Reply with only the number of lines that contain the string "已知数列".

## Begin Dataset content

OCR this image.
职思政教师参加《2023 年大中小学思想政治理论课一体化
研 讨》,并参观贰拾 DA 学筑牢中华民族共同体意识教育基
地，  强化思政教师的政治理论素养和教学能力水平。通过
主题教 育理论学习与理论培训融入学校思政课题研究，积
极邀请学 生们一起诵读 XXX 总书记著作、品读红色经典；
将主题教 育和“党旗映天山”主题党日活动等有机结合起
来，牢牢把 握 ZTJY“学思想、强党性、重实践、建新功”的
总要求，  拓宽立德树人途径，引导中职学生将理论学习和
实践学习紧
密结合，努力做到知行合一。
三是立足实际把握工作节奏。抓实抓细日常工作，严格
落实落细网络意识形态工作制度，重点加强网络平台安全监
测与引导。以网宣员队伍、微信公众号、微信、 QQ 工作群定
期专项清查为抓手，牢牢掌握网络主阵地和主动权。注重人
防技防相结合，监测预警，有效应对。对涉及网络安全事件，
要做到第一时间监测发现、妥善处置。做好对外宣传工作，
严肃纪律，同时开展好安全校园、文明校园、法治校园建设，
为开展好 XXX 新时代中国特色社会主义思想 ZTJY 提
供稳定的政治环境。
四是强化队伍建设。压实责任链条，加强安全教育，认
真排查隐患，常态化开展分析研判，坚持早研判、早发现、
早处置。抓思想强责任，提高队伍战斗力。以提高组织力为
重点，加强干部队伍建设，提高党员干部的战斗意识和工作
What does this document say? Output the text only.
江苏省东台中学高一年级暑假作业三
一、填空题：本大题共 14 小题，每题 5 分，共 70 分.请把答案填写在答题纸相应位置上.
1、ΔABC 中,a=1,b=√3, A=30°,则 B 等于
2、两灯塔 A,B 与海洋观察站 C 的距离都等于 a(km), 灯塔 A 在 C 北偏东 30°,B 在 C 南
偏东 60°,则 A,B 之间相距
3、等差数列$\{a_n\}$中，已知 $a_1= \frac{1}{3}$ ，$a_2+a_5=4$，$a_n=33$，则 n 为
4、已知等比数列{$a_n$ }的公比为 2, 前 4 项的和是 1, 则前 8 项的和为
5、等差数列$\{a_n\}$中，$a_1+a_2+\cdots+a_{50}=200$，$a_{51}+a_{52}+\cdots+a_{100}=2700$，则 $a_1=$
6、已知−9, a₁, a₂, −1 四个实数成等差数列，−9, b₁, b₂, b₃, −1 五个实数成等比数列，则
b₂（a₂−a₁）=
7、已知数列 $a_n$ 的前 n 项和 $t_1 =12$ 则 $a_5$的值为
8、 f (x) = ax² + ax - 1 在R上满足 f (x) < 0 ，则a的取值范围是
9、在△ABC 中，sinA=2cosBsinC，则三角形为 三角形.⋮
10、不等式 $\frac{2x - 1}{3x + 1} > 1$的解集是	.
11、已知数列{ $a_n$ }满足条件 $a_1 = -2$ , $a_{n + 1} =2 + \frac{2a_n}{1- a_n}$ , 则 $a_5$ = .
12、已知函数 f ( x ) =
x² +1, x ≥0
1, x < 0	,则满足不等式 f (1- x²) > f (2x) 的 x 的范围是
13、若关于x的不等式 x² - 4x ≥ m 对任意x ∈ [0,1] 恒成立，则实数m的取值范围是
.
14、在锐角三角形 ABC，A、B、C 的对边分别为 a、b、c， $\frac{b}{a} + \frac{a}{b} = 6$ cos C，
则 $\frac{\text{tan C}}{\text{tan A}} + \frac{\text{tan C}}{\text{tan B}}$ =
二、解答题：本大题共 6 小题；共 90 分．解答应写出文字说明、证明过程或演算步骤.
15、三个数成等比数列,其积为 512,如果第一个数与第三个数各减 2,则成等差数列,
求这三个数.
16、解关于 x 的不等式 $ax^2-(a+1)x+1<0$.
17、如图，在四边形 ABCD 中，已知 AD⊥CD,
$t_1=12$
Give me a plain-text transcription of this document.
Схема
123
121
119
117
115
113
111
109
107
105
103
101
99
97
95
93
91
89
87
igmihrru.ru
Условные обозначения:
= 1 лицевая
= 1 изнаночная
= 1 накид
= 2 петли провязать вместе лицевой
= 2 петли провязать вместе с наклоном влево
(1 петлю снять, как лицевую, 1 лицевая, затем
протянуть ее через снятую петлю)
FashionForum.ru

## End Dataset content

> **Finished exercise**: 2